** Problem description **
Reproduce all of the records exactly.

** Data entries **
....

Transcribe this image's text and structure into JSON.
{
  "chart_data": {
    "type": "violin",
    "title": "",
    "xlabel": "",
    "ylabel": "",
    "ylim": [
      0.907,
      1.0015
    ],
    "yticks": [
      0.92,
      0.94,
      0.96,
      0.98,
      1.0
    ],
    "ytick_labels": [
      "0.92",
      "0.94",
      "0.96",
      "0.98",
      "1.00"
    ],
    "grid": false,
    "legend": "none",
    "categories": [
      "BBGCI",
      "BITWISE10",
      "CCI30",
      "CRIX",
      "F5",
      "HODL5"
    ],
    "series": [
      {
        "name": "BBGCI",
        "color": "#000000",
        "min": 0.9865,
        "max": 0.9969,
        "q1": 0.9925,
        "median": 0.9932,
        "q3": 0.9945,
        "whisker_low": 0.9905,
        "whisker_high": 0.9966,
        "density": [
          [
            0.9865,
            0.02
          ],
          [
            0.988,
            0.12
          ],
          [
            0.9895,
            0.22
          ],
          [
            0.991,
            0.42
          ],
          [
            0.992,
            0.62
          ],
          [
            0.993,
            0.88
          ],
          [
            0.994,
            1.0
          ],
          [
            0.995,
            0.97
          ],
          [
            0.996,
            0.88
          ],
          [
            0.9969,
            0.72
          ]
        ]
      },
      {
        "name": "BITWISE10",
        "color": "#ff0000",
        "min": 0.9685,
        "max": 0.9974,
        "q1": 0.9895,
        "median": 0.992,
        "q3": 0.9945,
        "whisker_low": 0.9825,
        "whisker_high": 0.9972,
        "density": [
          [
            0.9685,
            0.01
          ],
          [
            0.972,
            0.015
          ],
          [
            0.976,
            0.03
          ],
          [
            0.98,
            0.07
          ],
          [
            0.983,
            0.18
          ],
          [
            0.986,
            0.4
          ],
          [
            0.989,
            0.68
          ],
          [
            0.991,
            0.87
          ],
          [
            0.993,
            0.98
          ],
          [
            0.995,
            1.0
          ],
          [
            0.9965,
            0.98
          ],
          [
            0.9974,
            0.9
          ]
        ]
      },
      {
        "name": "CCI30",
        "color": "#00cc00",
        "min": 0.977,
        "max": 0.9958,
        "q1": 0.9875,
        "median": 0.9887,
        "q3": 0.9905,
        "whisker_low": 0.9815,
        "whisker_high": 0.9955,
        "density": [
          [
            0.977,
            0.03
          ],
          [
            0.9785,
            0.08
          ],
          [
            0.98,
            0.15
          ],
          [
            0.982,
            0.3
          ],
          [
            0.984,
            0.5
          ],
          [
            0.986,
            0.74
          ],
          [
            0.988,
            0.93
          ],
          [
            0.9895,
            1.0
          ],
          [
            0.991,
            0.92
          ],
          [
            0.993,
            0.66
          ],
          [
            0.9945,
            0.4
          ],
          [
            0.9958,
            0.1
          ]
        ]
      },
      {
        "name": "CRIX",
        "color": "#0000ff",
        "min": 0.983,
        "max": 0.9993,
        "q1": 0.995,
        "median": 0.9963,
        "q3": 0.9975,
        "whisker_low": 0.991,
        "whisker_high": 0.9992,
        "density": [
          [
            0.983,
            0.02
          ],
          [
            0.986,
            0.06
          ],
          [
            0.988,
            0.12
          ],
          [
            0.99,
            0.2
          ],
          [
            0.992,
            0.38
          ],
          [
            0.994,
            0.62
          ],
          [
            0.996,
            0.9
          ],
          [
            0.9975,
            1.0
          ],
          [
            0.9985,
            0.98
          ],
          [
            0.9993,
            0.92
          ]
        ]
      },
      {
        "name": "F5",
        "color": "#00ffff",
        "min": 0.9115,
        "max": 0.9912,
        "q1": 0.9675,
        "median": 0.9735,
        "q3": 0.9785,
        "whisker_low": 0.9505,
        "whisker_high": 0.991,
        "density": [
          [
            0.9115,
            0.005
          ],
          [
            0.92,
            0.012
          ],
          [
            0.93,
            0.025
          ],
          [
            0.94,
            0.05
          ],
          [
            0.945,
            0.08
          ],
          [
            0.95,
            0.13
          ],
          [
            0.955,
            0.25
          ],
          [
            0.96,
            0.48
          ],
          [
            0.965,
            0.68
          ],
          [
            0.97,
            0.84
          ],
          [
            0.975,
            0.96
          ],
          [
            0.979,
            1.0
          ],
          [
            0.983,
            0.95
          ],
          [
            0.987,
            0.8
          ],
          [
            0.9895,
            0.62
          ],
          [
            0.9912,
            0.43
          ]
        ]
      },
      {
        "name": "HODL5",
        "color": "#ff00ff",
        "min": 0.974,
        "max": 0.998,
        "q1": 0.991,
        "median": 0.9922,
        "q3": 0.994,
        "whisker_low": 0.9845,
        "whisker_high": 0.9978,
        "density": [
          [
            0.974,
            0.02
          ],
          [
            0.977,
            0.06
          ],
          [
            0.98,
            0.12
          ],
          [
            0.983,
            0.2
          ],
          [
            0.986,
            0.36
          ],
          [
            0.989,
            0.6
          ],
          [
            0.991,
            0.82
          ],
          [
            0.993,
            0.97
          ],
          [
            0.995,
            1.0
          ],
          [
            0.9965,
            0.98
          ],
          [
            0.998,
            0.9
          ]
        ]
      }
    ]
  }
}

....

** Result for this task **
Transcribe this image's text and structure into JSON.
{
  "chart_data": {
    "type": "violin",
    "title": "",
    "xlabel": "",
    "ylabel": "",
    "ylim": [
      0.907,
      1.0015
    ],
    "yticks": [
      0.92,
      0.94,
      0.96,
      0.98,
      1.0
    ],
    "ytick_labels": [
      "0.92",
      "0.94",
      "0.96",
      "0.98",
      "1.00"
    ],
    "grid": false,
    "legend": "none",
    "categories": [
      "BBGCI",
      "BITWISE10",
      "CCI30",
      "CRIX",
      "F5",
      "HODL5"
    ],
    "series": [
      {
        "name": "BBGCI",
        "color": "#000000",
        "min": 0.9865,
        "max": 0.9969,
        "q1": 0.9925,
        "median": 0.9932,
        "q3": 0.9945,
        "whisker_low": 0.9905,
        "whisker_high": 0.9966,
        "density": [
          [
            0.9865,
            0.02
          ],
          [
            0.988,
            0.12
          ],
          [
            0.9895,
            0.22
          ],
          [
            0.991,
            0.42
          ],
          [
            0.992,
            0.62
          ],
          [
            0.993,
            0.88
          ],
          [
            0.994,
            1.0
          ],
          [
            0.995,
            0.97
          ],
          [
            0.996,
            0.88
          ],
          [
            0.9969,
            0.72
          ]
        ]
      },
      {
        "name": "BITWISE10",
        "color": "#ff0000",
        "min": 0.9685,
        "max": 0.9974,
        "q1": 0.9895,
        "median": 0.992,
        "q3": 0.9945,
        "whisker_low": 0.9825,
        "whisker_high": 0.9972,
        "density": [
          [
            0.9685,
            0.01
          ],
          [
            0.972,
            0.015
          ],
          [
            0.976,
            0.03
          ],
          [
            0.98,
            0.07
          ],
          [
            0.983,
            0.18
          ],
          [
            0.986,
            0.4
          ],
          [
            0.989,
            0.68
          ],
          [
            0.991,
            0.87
          ],
          [
            0.993,
            0.98
          ],
          [
            0.995,
            1.0
          ],
          [
            0.9965,
            0.98
          ],
          [
            0.9974,
            0.9
          ]
        ]
      },
      {
        "name": "CCI30",
        "color": "#00cc00",
        "min": 0.977,
        "max": 0.9958,
        "q1": 0.9875,
        "median": 0.9887,
        "q3": 0.9905,
        "whisker_low": 0.9815,
        "whisker_high": 0.9955,
        "density": [
          [
            0.977,
            0.03
          ],
          [
            0.9785,
            0.08
          ],
          [
            0.98,
            0.15
          ],
          [
            0.982,
            0.3
          ],
          [
            0.984,
            0.5
          ],
          [
            0.986,
            0.74
          ],
          [
            0.988,
            0.93
          ],
          [
            0.9895,
            1.0
          ],
          [
            0.991,
            0.92
          ],
          [
            0.993,
            0.66
          ],
          [
            0.9945,
            0.4
          ],
          [
            0.9958,
            0.1
          ]
        ]
      },
      {
        "name": "CRIX",
        "color": "#0000ff",
        "min": 0.983,
        "max": 0.9993,
        "q1": 0.995,
        "median": 0.9963,
        "q3": 0.9975,
        "whisker_low": 0.991,
        "whisker_high": 0.9992,
        "density": [
          [
            0.983,
            0.02
          ],
          [
            0.986,
            0.06
          ],
          [
            0.988,
            0.12
          ],
          [
            0.99,
            0.2
          ],
          [
            0.992,
            0.38
          ],
          [
            0.994,
            0.62
          ],
          [
            0.996,
            0.9
          ],
          [
            0.9975,
            1.0
          ],
          [
            0.9985,
            0.98
          ],
          [
            0.9993,
            0.92
          ]
        ]
      },
      {
        "name": "F5",
        "color": "#00ffff",
        "min": 0.9115,
        "max": 0.9912,
        "q1": 0.9675,
        "median": 0.9735,
        "q3": 0.9785,
        "whisker_low": 0.9505,
        "whisker_high": 0.991,
        "density": [
          [
            0.9115,
            0.005
          ],
          [
            0.92,
            0.012
          ],
          [
            0.93,
            0.025
          ],
          [
            0.94,
            0.05
          ],
          [
            0.945,
            0.08
          ],
          [
            0.95,
            0.13
          ],
          [
            0.955,
            0.25
          ],
          [
            0.96,
            0.48
          ],
          [
            0.965,
            0.68
          ],
          [
            0.97,
            0.84
          ],
          [
            0.975,
            0.96
          ],
          [
            0.979,
            1.0
          ],
          [
            0.983,
            0.95
          ],
          [
            0.987,
            0.8
          ],
          [
            0.9895,
            0.62
          ],
          [
            0.9912,
            0.43
          ]
        ]
      },
      {
        "name": "HODL5",
        "color": "#ff00ff",
        "min": 0.974,
        "max": 0.998,
        "q1": 0.991,
        "median": 0.9922,
        "q3": 0.994,
        "whisker_low": 0.9845,
        "whisker_high": 0.9978,
        "density": [
          [
            0.974,
            0.02
          ],
          [
            0.977,
            0.06
          ],
          [
            0.98,
            0.12
          ],
          [
            0.983,
            0.2
          ],
          [
            0.986,
            0.36
          ],
          [
            0.989,
            0.6
          ],
          [
            0.991,
            0.82
          ],
          [
            0.993,
            0.97
          ],
          [
            0.995,
            1.0
          ],
          [
            0.9965,
            0.98
          ],
          [
            0.998,
            0.9
          ]
        ]
      }
    ]
  }
}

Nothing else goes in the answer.